### Exercise instructions
Write out each line in which the string "primeiro" is present.

Dataset listings of figures

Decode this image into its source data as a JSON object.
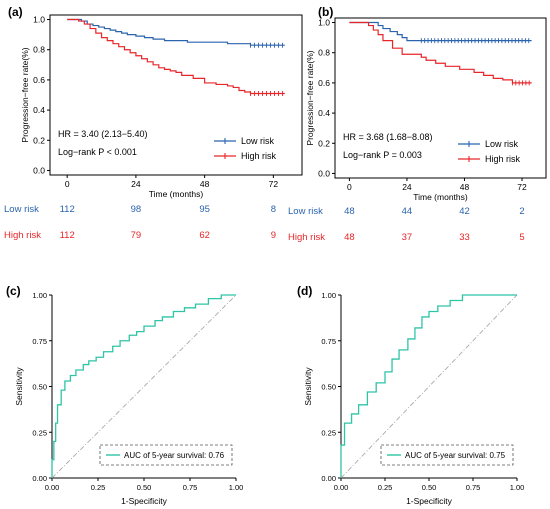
{
  "colors": {
    "low": "#2a63ae",
    "high": "#e8262a",
    "roc": "#2ec4a6",
    "diag": "#aaaaaa",
    "axis": "#000000"
  },
  "chart_data": [
    {
      "type": "line",
      "panel": "(a)",
      "ylabel": "Progression−free rate(%)",
      "xlabel": "Time (months)",
      "xlim": [
        -6,
        82
      ],
      "ylim": [
        -0.03,
        1.03
      ],
      "xticks": [
        "0",
        "24",
        "48",
        "72"
      ],
      "xtick_values": [
        0,
        24,
        48,
        72
      ],
      "yticks": [
        "0.0",
        "0.2",
        "0.4",
        "0.6",
        "0.8",
        "1.0"
      ],
      "ytick_values": [
        0,
        0.2,
        0.4,
        0.6,
        0.8,
        1.0
      ],
      "hr_text": "HR = 3.40 (2.13−5.40)",
      "p_text": "Log−rank P < 0.001",
      "legend_position": "bottom-right",
      "series": [
        {
          "name": "Low risk",
          "color_key": "low",
          "tail_censored": true,
          "x": [
            0,
            5,
            7,
            9,
            11,
            13,
            15,
            17,
            19,
            21,
            24,
            27,
            30,
            34,
            38,
            42,
            48,
            52,
            56,
            60,
            64,
            76
          ],
          "y": [
            1.0,
            0.99,
            0.97,
            0.96,
            0.95,
            0.94,
            0.93,
            0.92,
            0.91,
            0.9,
            0.89,
            0.88,
            0.87,
            0.86,
            0.86,
            0.85,
            0.85,
            0.85,
            0.84,
            0.84,
            0.83,
            0.83
          ]
        },
        {
          "name": "High risk",
          "color_key": "high",
          "tail_censored": true,
          "x": [
            0,
            4,
            6,
            8,
            10,
            12,
            14,
            16,
            18,
            20,
            22,
            24,
            26,
            28,
            30,
            32,
            34,
            36,
            38,
            40,
            44,
            48,
            52,
            56,
            58,
            60,
            62,
            64,
            76
          ],
          "y": [
            1.0,
            0.99,
            0.97,
            0.94,
            0.91,
            0.88,
            0.86,
            0.84,
            0.82,
            0.8,
            0.78,
            0.76,
            0.74,
            0.72,
            0.7,
            0.68,
            0.67,
            0.66,
            0.65,
            0.63,
            0.61,
            0.58,
            0.57,
            0.56,
            0.55,
            0.53,
            0.52,
            0.51,
            0.51
          ]
        }
      ],
      "risk_table": [
        {
          "label": "Low risk",
          "color_key": "low",
          "counts": [
            "112",
            "98",
            "95",
            "8"
          ]
        },
        {
          "label": "High risk",
          "color_key": "high",
          "counts": [
            "112",
            "79",
            "62",
            "9"
          ]
        }
      ]
    },
    {
      "type": "line",
      "panel": "(b)",
      "ylabel": "Progression−free rate(%)",
      "xlabel": "Time (months)",
      "xlim": [
        -6,
        82
      ],
      "ylim": [
        -0.03,
        1.03
      ],
      "xticks": [
        "0",
        "24",
        "48",
        "72"
      ],
      "xtick_values": [
        0,
        24,
        48,
        72
      ],
      "yticks": [
        "0.0",
        "0.2",
        "0.4",
        "0.6",
        "0.8",
        "1.0"
      ],
      "ytick_values": [
        0,
        0.2,
        0.4,
        0.6,
        0.8,
        1.0
      ],
      "hr_text": "HR = 3.68 (1.68−8.08)",
      "p_text": "Log−rank P = 0.003",
      "legend_position": "bottom-right",
      "series": [
        {
          "name": "Low risk",
          "color_key": "low",
          "tail_censored": true,
          "x": [
            0,
            12,
            14,
            17,
            20,
            22,
            24,
            30,
            76
          ],
          "y": [
            1.0,
            0.98,
            0.96,
            0.94,
            0.92,
            0.9,
            0.88,
            0.88,
            0.88
          ]
        },
        {
          "name": "High risk",
          "color_key": "high",
          "tail_censored": true,
          "x": [
            0,
            8,
            10,
            12,
            14,
            18,
            22,
            30,
            32,
            36,
            40,
            46,
            52,
            56,
            60,
            64,
            68,
            76
          ],
          "y": [
            1.0,
            0.98,
            0.95,
            0.92,
            0.88,
            0.83,
            0.79,
            0.77,
            0.75,
            0.73,
            0.71,
            0.69,
            0.67,
            0.65,
            0.63,
            0.62,
            0.6,
            0.6
          ]
        }
      ],
      "risk_table": [
        {
          "label": "Low risk",
          "color_key": "low",
          "counts": [
            "48",
            "44",
            "42",
            "2"
          ]
        },
        {
          "label": "High risk",
          "color_key": "high",
          "counts": [
            "48",
            "37",
            "33",
            "5"
          ]
        }
      ]
    },
    {
      "type": "line",
      "panel": "(c)",
      "ylabel": "Sensitivity",
      "xlabel": "1-Specificity",
      "xlim": [
        0,
        1
      ],
      "ylim": [
        0,
        1
      ],
      "xticks": [
        "0.00",
        "0.25",
        "0.50",
        "0.75",
        "1.00"
      ],
      "xtick_values": [
        0,
        0.25,
        0.5,
        0.75,
        1
      ],
      "yticks": [
        "0.00",
        "0.25",
        "0.50",
        "0.75",
        "1.00"
      ],
      "ytick_values": [
        0,
        0.25,
        0.5,
        0.75,
        1
      ],
      "legend": "AUC of 5-year survival: 0.76",
      "legend_position": "bottom-right",
      "diagonal": true,
      "series": [
        {
          "name": "AUC of 5-year survival: 0.76",
          "color_key": "roc",
          "x": [
            0,
            0,
            0.01,
            0.01,
            0.02,
            0.02,
            0.03,
            0.03,
            0.05,
            0.05,
            0.07,
            0.07,
            0.1,
            0.1,
            0.13,
            0.13,
            0.17,
            0.17,
            0.2,
            0.2,
            0.24,
            0.24,
            0.28,
            0.28,
            0.33,
            0.33,
            0.37,
            0.37,
            0.42,
            0.42,
            0.46,
            0.46,
            0.5,
            0.5,
            0.56,
            0.56,
            0.6,
            0.6,
            0.66,
            0.66,
            0.72,
            0.72,
            0.78,
            0.78,
            0.85,
            0.85,
            0.92,
            0.92,
            1.0
          ],
          "y": [
            0,
            0.1,
            0.1,
            0.2,
            0.2,
            0.3,
            0.3,
            0.4,
            0.4,
            0.48,
            0.48,
            0.53,
            0.53,
            0.56,
            0.56,
            0.59,
            0.59,
            0.62,
            0.62,
            0.64,
            0.64,
            0.66,
            0.66,
            0.69,
            0.69,
            0.72,
            0.72,
            0.75,
            0.75,
            0.78,
            0.78,
            0.8,
            0.8,
            0.83,
            0.83,
            0.86,
            0.86,
            0.88,
            0.88,
            0.91,
            0.91,
            0.93,
            0.93,
            0.95,
            0.95,
            0.98,
            0.98,
            1.0,
            1.0
          ]
        }
      ]
    },
    {
      "type": "line",
      "panel": "(d)",
      "ylabel": "Sensitivity",
      "xlabel": "1-Specificity",
      "xlim": [
        0,
        1
      ],
      "ylim": [
        0,
        1
      ],
      "xticks": [
        "0.00",
        "0.25",
        "0.50",
        "0.75",
        "1.00"
      ],
      "xtick_values": [
        0,
        0.25,
        0.5,
        0.75,
        1
      ],
      "yticks": [
        "0.00",
        "0.25",
        "0.50",
        "0.75",
        "1.00"
      ],
      "ytick_values": [
        0,
        0.25,
        0.5,
        0.75,
        1
      ],
      "legend": "AUC of 5-year survival: 0.75",
      "legend_position": "bottom-right",
      "diagonal": true,
      "series": [
        {
          "name": "AUC of 5-year survival: 0.75",
          "color_key": "roc",
          "x": [
            0,
            0,
            0.02,
            0.02,
            0.06,
            0.06,
            0.1,
            0.1,
            0.15,
            0.15,
            0.2,
            0.2,
            0.25,
            0.25,
            0.29,
            0.29,
            0.33,
            0.33,
            0.38,
            0.38,
            0.42,
            0.42,
            0.46,
            0.46,
            0.5,
            0.5,
            0.55,
            0.55,
            0.62,
            0.62,
            0.69,
            0.69,
            1.0
          ],
          "y": [
            0,
            0.18,
            0.18,
            0.3,
            0.3,
            0.35,
            0.35,
            0.4,
            0.4,
            0.47,
            0.47,
            0.52,
            0.52,
            0.58,
            0.58,
            0.65,
            0.65,
            0.7,
            0.7,
            0.76,
            0.76,
            0.82,
            0.82,
            0.88,
            0.88,
            0.91,
            0.91,
            0.94,
            0.94,
            0.97,
            0.97,
            1.0,
            1.0
          ]
        }
      ]
    }
  ]
}
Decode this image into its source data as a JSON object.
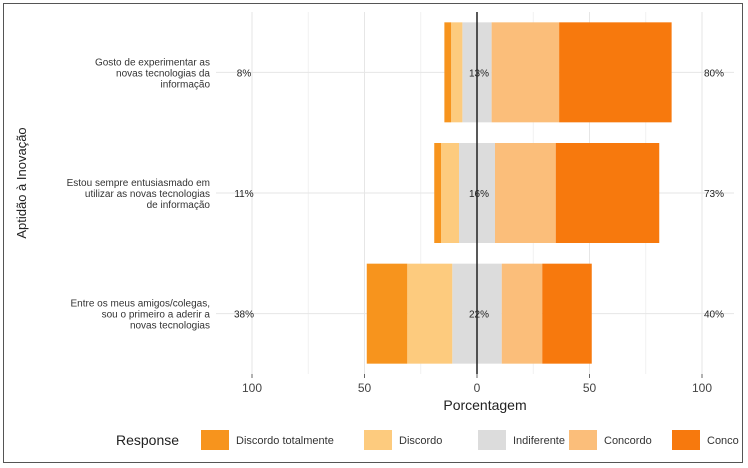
{
  "chart_data": {
    "type": "bar",
    "subtype": "diverging-stacked-likert",
    "title": "",
    "xlabel": "Porcentagem",
    "ylabel": "Aptidão à Inovação",
    "xlim": [
      -100,
      100
    ],
    "xticks": [
      -100,
      -50,
      0,
      50,
      100
    ],
    "xtick_labels": [
      "100",
      "50",
      "0",
      "50",
      "100"
    ],
    "grid": true,
    "legend_position": "bottom",
    "legend_title": "Response",
    "categories": [
      "Gosto de experimentar as novas tecnologias da informação",
      "Estou sempre entusiasmado em utilizar as novas tecnologias de informação",
      "Entre os meus amigos/colegas, sou o primeiro a aderir a novas tecnologias"
    ],
    "category_lines": [
      [
        "Gosto de experimentar as",
        "novas tecnologias da",
        "informação"
      ],
      [
        "Estou sempre entusiasmado em",
        "utilizar as novas tecnologias",
        "de informação"
      ],
      [
        "Entre os meus amigos/colegas,",
        "sou o primeiro a aderir a",
        "novas tecnologias"
      ]
    ],
    "series": [
      {
        "name": "Discordo totalmente",
        "color": "#F7941D",
        "values": [
          3,
          3,
          18
        ]
      },
      {
        "name": "Discordo",
        "color": "#FDCB7E",
        "values": [
          5,
          8,
          20
        ]
      },
      {
        "name": "Indiferente",
        "color": "#DCDCDC",
        "values": [
          13,
          16,
          22
        ]
      },
      {
        "name": "Concordo",
        "color": "#FBBE7A",
        "values": [
          30,
          27,
          18
        ]
      },
      {
        "name": "Concordo totalmente",
        "color": "#F7790D",
        "values": [
          50,
          46,
          22
        ]
      }
    ],
    "legend_labels": [
      "Discordo totalmente",
      "Discordo",
      "Indiferente",
      "Concordo",
      "Conco"
    ],
    "left_labels": [
      "8%",
      "11%",
      "38%"
    ],
    "center_labels": [
      "13%",
      "16%",
      "22%"
    ],
    "right_labels": [
      "80%",
      "73%",
      "40%"
    ]
  }
}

### Result
      "Entre os meus amigos/colegas, sou o primeiro a aderir a novas tecnologias"
        "sou o primeiro a aderir a",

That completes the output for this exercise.